### SHORT PROBLEM:
All entries must be extracted exactly, with nothing added or dropped.

### Dataset rows:
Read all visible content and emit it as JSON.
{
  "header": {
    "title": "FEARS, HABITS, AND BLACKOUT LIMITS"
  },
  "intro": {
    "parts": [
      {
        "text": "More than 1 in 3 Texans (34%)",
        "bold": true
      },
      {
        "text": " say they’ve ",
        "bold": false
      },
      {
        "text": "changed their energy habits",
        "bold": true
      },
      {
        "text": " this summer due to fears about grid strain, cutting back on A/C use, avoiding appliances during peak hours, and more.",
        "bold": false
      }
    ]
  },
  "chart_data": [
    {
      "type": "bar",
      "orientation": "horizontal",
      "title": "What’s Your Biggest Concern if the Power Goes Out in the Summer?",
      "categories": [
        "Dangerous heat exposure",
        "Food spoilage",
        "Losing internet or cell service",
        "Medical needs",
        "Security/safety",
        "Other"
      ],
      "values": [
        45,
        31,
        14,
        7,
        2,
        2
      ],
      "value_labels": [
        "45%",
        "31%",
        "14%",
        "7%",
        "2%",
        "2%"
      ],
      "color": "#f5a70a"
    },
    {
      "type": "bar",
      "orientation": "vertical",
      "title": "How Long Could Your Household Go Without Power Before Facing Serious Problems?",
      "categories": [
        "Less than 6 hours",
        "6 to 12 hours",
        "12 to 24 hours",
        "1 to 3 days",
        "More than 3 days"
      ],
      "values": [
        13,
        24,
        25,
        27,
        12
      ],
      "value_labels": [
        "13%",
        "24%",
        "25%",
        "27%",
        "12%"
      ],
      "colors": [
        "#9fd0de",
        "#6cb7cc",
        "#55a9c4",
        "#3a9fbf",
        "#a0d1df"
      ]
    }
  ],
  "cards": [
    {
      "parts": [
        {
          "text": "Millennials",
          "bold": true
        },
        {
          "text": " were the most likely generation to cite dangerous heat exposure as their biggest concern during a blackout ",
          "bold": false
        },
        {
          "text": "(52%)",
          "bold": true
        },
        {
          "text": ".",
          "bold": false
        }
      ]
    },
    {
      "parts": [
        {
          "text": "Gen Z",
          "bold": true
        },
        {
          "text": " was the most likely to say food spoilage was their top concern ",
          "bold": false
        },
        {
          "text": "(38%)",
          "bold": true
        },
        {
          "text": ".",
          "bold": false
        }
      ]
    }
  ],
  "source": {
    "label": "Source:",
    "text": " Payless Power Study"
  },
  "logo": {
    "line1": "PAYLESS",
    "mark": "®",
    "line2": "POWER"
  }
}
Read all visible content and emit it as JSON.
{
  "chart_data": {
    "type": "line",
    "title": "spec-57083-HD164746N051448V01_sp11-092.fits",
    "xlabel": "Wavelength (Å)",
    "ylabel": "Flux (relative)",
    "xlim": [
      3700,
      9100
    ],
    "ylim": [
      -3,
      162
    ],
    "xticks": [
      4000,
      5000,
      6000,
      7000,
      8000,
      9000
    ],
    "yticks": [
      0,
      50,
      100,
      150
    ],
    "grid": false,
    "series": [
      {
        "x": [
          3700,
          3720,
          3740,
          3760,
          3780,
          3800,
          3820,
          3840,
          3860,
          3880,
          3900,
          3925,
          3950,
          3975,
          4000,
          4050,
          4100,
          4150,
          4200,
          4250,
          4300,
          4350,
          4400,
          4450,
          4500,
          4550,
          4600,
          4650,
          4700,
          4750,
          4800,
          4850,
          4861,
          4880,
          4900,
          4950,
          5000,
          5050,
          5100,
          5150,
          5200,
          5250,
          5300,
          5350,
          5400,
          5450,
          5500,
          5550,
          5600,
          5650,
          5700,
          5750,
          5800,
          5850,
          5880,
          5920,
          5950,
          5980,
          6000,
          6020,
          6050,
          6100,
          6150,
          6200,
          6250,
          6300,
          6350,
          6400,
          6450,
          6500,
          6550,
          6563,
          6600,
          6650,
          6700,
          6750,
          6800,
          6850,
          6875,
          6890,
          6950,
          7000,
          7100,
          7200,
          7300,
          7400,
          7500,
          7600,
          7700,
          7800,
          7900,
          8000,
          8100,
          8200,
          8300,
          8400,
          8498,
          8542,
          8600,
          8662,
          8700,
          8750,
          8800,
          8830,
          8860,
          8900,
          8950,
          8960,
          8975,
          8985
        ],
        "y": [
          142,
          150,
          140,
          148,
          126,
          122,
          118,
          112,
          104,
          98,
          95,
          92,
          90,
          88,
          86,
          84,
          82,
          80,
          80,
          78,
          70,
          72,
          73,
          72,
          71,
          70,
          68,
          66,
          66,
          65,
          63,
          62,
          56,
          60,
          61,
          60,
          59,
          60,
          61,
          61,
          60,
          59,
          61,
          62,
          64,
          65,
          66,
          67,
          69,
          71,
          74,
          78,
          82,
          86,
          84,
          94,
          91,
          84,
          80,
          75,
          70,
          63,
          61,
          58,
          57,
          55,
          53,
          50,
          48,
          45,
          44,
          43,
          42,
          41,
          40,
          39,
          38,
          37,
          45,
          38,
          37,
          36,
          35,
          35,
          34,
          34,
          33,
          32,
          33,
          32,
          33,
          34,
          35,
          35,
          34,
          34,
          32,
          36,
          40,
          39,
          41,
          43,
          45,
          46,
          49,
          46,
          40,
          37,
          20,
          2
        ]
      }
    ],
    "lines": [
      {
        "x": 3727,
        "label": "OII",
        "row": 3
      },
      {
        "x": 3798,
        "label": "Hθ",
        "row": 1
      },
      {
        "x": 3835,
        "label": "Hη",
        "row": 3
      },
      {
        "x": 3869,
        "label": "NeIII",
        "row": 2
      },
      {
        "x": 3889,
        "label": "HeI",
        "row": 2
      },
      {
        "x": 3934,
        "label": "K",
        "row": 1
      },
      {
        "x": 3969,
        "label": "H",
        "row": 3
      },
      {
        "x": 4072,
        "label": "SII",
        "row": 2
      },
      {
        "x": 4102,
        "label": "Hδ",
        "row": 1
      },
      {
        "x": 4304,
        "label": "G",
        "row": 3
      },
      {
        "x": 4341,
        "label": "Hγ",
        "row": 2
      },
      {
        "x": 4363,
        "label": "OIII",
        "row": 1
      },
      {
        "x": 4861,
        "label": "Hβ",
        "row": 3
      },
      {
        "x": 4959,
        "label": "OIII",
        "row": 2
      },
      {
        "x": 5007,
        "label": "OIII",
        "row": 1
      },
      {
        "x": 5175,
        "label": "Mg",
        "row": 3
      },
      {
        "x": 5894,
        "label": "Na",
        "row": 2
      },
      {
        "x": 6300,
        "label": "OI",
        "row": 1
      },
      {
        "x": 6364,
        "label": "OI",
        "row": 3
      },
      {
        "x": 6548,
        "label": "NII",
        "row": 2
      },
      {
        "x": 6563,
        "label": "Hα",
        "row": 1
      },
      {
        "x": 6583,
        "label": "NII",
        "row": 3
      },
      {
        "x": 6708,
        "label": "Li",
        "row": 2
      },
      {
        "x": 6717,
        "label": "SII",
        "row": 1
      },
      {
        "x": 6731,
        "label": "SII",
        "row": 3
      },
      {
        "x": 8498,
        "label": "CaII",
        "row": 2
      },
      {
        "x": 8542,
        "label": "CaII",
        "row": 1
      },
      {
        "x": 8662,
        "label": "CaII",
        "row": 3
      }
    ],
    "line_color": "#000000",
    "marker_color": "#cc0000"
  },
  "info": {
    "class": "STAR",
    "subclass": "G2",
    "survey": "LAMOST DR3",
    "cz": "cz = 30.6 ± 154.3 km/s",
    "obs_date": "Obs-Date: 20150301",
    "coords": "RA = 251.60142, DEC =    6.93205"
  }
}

### FINISHED TASK:
Read all visible content and emit it as JSON.
{
  "header": {
    "title": "FEARS, HABITS, AND BLACKOUT LIMITS"
  },
  "intro": {
    "parts": [
      {
        "text": "More than 1 in 3 Texans (34%)",
        "bold": true
      },
      {
        "text": " say they’ve ",
        "bold": false
      },
      {
        "text": "changed their energy habits",
        "bold": true
      },
      {
        "text": " this summer due to fears about grid strain, cutting back on A/C use, avoiding appliances during peak hours, and more.",
        "bold": false
      }
    ]
  },
  "chart_data": [
    {
      "type": "bar",
      "orientation": "horizontal",
      "title": "What’s Your Biggest Concern if the Power Goes Out in the Summer?",
      "categories": [
        "Dangerous heat exposure",
        "Food spoilage",
        "Losing internet or cell service",
        "Medical needs",
        "Security/safety",
        "Other"
      ],
      "values": [
        45,
        31,
        14,
        7,
        2,
        2
      ],
      "value_labels": [
        "45%",
        "31%",
        "14%",
        "7%",
        "2%",
        "2%"
      ],
      "color": "#f5a70a"
    },
    {
      "type": "bar",
      "orientation": "vertical",
      "title": "How Long Could Your Household Go Without Power Before Facing Serious Problems?",
      "categories": [
        "Less than 6 hours",
        "6 to 12 hours",
        "12 to 24 hours",
        "1 to 3 days",
        "More than 3 days"
      ],
      "values": [
        13,
        24,
        25,
        27,
        12
      ],
      "value_labels": [
        "13%",
        "24%",
        "25%",
        "27%",
        "12%"
      ],
      "colors": [
        "#9fd0de",
        "#6cb7cc",
        "#55a9c4",
        "#3a9fbf",
        "#a0d1df"
      ]
    }
  ],
  "cards": [
    {
      "parts": [
        {
          "text": "Millennials",
          "bold": true
        },
        {
          "text": " were the most likely generation to cite dangerous heat exposure as their biggest concern during a blackout ",
          "bold": false
        },
        {
          "text": "(52%)",
          "bold": true
        },
        {
          "text": ".",
          "bold": false
        }
      ]
    },
    {
      "parts": [
        {
          "text": "Gen Z",
          "bold": true
        },
        {
          "text": " was the most likely to say food spoilage was their top concern ",
          "bold": false
        },
        {
          "text": "(38%)",
          "bold": true
        },
        {
          "text": ".",
          "bold": false
        }
      ]
    }
  ],
  "source": {
    "label": "Source:",
    "text": " Payless Power Study"
  },
  "logo": {
    "line1": "PAYLESS",
    "mark": "®",
    "line2": "POWER"
  }
}
Read all visible content and emit it as JSON.
{
  "chart_data": {
    "type": "line",
    "title": "spec-57083-HD164746N051448V01_sp11-092.fits",
    "xlabel": "Wavelength (Å)",
    "ylabel": "Flux (relative)",
    "xlim": [
      3700,
      9100
    ],
    "ylim": [
      -3,
      162
    ],
    "xticks": [
      4000,
      5000,
      6000,
      7000,
      8000,
      9000
    ],
    "yticks": [
      0,
      50,
      100,
      150
    ],
    "grid": false,
    "series": [
      {
        "x": [
          3700,
          3720,
          3740,
          3760,
          3780,
          3800,
          3820,
          3840,
          3860,
          3880,
          3900,
          3925,
          3950,
          3975,
          4000,
          4050,
          4100,
          4150,
          4200,
          4250,
          4300,
          4350,
          4400,
          4450,
          4500,
          4550,
          4600,
          4650,
          4700,
          4750,
          4800,
          4850,
          4861,
          4880,
          4900,
          4950,
          5000,
          5050,
          5100,
          5150,
          5200,
          5250,
          5300,
          5350,
          5400,
          5450,
          5500,
          5550,
          5600,
          5650,
          5700,
          5750,
          5800,
          5850,
          5880,
          5920,
          5950,
          5980,
          6000,
          6020,
          6050,
          6100,
          6150,
          6200,
          6250,
          6300,
          6350,
          6400,
          6450,
          6500,
          6550,
          6563,
          6600,
          6650,
          6700,
          6750,
          6800,
          6850,
          6875,
          6890,
          6950,
          7000,
          7100,
          7200,
          7300,
          7400,
          7500,
          7600,
          7700,
          7800,
          7900,
          8000,
          8100,
          8200,
          8300,
          8400,
          8498,
          8542,
          8600,
          8662,
          8700,
          8750,
          8800,
          8830,
          8860,
          8900,
          8950,
          8960,
          8975,
          8985
        ],
        "y": [
          142,
          150,
          140,
          148,
          126,
          122,
          118,
          112,
          104,
          98,
          95,
          92,
          90,
          88,
          86,
          84,
          82,
          80,
          80,
          78,
          70,
          72,
          73,
          72,
          71,
          70,
          68,
          66,
          66,
          65,
          63,
          62,
          56,
          60,
          61,
          60,
          59,
          60,
          61,
          61,
          60,
          59,
          61,
          62,
          64,
          65,
          66,
          67,
          69,
          71,
          74,
          78,
          82,
          86,
          84,
          94,
          91,
          84,
          80,
          75,
          70,
          63,
          61,
          58,
          57,
          55,
          53,
          50,
          48,
          45,
          44,
          43,
          42,
          41,
          40,
          39,
          38,
          37,
          45,
          38,
          37,
          36,
          35,
          35,
          34,
          34,
          33,
          32,
          33,
          32,
          33,
          34,
          35,
          35,
          34,
          34,
          32,
          36,
          40,
          39,
          41,
          43,
          45,
          46,
          49,
          46,
          40,
          37,
          20,
          2
        ]
      }
    ],
    "lines": [
      {
        "x": 3727,
        "label": "OII",
        "row": 3
      },
      {
        "x": 3798,
        "label": "Hθ",
        "row": 1
      },
      {
        "x": 3835,
        "label": "Hη",
        "row": 3
      },
      {
        "x": 3869,
        "label": "NeIII",
        "row": 2
      },
      {
        "x": 3889,
        "label": "HeI",
        "row": 2
      },
      {
        "x": 3934,
        "label": "K",
        "row": 1
      },
      {
        "x": 3969,
        "label": "H",
        "row": 3
      },
      {
        "x": 4072,
        "label": "SII",
        "row": 2
      },
      {
        "x": 4102,
        "label": "Hδ",
        "row": 1
      },
      {
        "x": 4304,
        "label": "G",
        "row": 3
      },
      {
        "x": 4341,
        "label": "Hγ",
        "row": 2
      },
      {
        "x": 4363,
        "label": "OIII",
        "row": 1
      },
      {
        "x": 4861,
        "label": "Hβ",
        "row": 3
      },
      {
        "x": 4959,
        "label": "OIII",
        "row": 2
      },
      {
        "x": 5007,
        "label": "OIII",
        "row": 1
      },
      {
        "x": 5175,
        "label": "Mg",
        "row": 3
      },
      {
        "x": 5894,
        "label": "Na",
        "row": 2
      },
      {
        "x": 6300,
        "label": "OI",
        "row": 1
      },
      {
        "x": 6364,
        "label": "OI",
        "row": 3
      },
      {
        "x": 6548,
        "label": "NII",
        "row": 2
      },
      {
        "x": 6563,
        "label": "Hα",
        "row": 1
      },
      {
        "x": 6583,
        "label": "NII",
        "row": 3
      },
      {
        "x": 6708,
        "label": "Li",
        "row": 2
      },
      {
        "x": 6717,
        "label": "SII",
        "row": 1
      },
      {
        "x": 6731,
        "label": "SII",
        "row": 3
      },
      {
        "x": 8498,
        "label": "CaII",
        "row": 2
      },
      {
        "x": 8542,
        "label": "CaII",
        "row": 1
      },
      {
        "x": 8662,
        "label": "CaII",
        "row": 3
      }
    ],
    "line_color": "#000000",
    "marker_color": "#cc0000"
  },
  "info": {
    "class": "STAR",
    "subclass": "G2",
    "survey": "LAMOST DR3",
    "cz": "cz = 30.6 ± 154.3 km/s",
    "obs_date": "Obs-Date: 20150301",
    "coords": "RA = 251.60142, DEC =    6.93205"
  }
}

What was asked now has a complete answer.